#### [AIM]
Your task is to gather the lines below that hold the string "screenshot".

#### [MATERIAL FOR THIS TASK]
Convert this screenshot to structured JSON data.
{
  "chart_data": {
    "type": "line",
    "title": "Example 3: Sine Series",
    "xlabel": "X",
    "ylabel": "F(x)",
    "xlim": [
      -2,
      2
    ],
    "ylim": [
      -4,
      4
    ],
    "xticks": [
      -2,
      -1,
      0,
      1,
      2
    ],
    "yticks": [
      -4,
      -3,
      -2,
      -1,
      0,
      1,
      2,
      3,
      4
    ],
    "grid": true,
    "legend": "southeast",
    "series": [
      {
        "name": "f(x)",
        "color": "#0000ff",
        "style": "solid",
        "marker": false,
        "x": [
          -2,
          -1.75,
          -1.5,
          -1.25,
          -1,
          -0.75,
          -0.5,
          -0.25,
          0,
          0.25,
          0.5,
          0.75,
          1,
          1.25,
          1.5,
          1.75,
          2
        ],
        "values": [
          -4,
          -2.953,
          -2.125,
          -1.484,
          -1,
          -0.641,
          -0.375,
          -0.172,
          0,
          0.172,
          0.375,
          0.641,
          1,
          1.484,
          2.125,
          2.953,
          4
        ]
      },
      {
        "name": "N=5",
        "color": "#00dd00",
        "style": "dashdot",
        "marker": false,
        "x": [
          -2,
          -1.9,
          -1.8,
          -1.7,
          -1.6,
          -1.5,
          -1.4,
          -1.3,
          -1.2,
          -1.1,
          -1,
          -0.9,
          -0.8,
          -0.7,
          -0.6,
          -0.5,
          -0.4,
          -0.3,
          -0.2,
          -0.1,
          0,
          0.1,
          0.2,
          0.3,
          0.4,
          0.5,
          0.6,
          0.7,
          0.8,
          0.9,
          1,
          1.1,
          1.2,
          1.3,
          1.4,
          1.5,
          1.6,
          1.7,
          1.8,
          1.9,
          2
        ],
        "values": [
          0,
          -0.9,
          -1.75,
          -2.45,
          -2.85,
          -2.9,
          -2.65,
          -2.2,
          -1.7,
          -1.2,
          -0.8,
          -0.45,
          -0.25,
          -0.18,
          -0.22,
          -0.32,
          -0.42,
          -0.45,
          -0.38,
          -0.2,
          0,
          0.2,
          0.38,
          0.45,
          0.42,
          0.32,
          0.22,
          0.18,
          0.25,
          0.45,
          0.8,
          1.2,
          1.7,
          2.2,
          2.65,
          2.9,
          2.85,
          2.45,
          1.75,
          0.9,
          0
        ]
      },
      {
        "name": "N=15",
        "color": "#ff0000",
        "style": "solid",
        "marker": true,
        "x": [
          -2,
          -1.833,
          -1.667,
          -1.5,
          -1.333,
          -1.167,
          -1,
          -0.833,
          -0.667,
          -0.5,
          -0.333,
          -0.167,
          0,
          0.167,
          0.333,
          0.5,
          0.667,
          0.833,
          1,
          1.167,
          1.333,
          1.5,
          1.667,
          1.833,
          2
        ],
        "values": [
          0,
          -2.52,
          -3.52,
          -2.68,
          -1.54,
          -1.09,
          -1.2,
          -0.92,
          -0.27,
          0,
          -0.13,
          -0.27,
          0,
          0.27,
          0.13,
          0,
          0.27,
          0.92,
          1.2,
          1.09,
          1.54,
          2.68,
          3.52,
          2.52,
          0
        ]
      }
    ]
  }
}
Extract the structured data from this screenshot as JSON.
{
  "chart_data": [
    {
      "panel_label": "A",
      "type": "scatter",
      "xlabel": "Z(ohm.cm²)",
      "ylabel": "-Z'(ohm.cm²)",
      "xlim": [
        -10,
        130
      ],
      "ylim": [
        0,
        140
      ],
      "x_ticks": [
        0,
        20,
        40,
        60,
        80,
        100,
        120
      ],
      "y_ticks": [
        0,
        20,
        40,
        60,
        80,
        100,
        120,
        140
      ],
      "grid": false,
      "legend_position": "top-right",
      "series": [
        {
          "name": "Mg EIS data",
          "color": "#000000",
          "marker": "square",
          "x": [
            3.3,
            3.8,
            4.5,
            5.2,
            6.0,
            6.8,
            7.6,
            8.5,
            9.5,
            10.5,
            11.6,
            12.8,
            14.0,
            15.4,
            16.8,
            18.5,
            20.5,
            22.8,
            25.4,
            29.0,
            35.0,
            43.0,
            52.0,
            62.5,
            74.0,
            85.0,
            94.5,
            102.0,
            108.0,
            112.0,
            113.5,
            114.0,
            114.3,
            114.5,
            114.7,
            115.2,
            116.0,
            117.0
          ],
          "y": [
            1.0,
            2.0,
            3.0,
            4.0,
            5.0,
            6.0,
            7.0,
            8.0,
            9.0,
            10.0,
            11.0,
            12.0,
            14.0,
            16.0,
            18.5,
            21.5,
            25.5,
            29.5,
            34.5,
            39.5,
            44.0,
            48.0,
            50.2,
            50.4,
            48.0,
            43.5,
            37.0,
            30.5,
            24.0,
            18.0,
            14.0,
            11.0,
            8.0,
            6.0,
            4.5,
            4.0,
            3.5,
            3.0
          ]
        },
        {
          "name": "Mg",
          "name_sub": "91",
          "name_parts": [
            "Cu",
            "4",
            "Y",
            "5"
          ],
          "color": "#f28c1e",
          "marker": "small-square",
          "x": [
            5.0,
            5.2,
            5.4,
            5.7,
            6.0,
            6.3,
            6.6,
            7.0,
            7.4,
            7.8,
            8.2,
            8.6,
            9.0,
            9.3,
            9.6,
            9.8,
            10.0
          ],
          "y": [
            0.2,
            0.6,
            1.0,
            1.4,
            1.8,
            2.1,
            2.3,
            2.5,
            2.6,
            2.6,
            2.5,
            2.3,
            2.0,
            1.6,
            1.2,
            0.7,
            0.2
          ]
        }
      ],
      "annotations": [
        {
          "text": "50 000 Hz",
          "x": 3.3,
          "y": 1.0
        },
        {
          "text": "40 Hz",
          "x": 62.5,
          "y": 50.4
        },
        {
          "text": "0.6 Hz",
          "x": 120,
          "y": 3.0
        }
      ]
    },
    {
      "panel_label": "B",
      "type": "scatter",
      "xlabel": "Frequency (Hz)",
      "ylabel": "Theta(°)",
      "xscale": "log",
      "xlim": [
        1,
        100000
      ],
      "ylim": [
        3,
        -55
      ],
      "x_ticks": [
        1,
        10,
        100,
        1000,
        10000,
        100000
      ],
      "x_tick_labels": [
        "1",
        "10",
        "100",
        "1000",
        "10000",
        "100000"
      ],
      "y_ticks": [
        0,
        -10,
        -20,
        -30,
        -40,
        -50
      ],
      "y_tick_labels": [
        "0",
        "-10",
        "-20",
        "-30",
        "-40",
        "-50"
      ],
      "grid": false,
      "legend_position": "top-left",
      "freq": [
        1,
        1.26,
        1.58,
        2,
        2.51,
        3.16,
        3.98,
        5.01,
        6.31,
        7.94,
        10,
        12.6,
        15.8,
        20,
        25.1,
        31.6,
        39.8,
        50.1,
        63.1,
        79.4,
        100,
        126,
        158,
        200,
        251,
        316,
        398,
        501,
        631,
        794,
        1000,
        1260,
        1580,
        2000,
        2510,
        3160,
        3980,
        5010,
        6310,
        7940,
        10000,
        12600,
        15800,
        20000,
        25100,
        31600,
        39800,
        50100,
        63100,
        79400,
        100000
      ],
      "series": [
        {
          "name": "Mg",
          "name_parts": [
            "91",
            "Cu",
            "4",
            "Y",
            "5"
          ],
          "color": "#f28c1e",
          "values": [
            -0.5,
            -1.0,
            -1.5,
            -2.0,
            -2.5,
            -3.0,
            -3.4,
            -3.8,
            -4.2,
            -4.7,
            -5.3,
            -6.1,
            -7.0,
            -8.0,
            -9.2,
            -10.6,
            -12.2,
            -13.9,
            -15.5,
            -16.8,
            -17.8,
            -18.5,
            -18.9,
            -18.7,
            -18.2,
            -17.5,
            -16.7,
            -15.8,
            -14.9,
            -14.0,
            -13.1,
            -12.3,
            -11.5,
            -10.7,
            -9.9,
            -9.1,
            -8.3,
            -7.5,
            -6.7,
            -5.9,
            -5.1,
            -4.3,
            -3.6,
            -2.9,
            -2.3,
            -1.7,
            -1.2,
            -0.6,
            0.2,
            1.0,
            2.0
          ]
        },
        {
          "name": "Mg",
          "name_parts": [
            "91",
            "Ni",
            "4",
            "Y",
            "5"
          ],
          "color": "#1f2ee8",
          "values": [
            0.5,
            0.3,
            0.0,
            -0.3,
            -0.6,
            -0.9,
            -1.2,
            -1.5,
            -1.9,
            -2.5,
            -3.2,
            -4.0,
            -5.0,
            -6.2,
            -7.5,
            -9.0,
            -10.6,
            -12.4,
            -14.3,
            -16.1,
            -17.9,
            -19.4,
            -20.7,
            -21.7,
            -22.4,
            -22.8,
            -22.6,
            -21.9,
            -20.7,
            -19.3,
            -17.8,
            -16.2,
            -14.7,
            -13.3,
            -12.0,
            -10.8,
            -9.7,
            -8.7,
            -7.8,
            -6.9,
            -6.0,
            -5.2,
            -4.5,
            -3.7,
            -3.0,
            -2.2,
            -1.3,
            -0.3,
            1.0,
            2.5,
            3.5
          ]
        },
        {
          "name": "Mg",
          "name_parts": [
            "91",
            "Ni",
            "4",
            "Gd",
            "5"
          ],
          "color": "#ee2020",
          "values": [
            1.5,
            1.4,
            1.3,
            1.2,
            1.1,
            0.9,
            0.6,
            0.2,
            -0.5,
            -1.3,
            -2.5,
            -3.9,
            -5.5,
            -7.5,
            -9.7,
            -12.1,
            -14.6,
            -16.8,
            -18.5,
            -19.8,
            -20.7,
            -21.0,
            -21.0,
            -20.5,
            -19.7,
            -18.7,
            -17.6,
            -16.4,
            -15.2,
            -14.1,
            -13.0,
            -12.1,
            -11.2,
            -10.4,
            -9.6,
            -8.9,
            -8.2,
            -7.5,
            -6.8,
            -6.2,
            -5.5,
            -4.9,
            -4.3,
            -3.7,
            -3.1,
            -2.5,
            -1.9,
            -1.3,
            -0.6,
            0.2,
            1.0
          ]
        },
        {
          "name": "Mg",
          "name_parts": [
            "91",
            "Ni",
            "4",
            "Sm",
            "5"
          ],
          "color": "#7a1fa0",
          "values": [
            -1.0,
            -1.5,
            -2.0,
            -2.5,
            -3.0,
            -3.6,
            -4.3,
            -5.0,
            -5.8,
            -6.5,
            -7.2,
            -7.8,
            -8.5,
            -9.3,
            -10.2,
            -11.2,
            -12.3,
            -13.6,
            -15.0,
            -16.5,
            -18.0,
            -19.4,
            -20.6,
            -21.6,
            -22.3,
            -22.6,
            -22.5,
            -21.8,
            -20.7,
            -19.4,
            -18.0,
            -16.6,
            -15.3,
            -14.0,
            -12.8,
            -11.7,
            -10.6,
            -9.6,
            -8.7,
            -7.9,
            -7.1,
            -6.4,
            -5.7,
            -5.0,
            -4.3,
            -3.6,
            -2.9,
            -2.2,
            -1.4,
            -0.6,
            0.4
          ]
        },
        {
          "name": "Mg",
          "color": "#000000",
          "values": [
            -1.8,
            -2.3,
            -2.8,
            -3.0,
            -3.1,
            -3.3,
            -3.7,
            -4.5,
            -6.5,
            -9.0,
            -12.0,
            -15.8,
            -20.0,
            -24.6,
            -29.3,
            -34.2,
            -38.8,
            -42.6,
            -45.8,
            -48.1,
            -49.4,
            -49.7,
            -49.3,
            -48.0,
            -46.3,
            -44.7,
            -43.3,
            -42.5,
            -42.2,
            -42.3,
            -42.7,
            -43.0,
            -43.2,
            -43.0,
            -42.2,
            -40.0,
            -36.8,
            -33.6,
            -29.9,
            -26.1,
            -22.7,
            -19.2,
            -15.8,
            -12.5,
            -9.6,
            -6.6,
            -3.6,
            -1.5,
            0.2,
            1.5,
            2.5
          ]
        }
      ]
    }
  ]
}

#### [SOLUTION TO THIS PROBLEM]
Convert this screenshot to structured JSON data.
Extract the structured data from this screenshot as JSON.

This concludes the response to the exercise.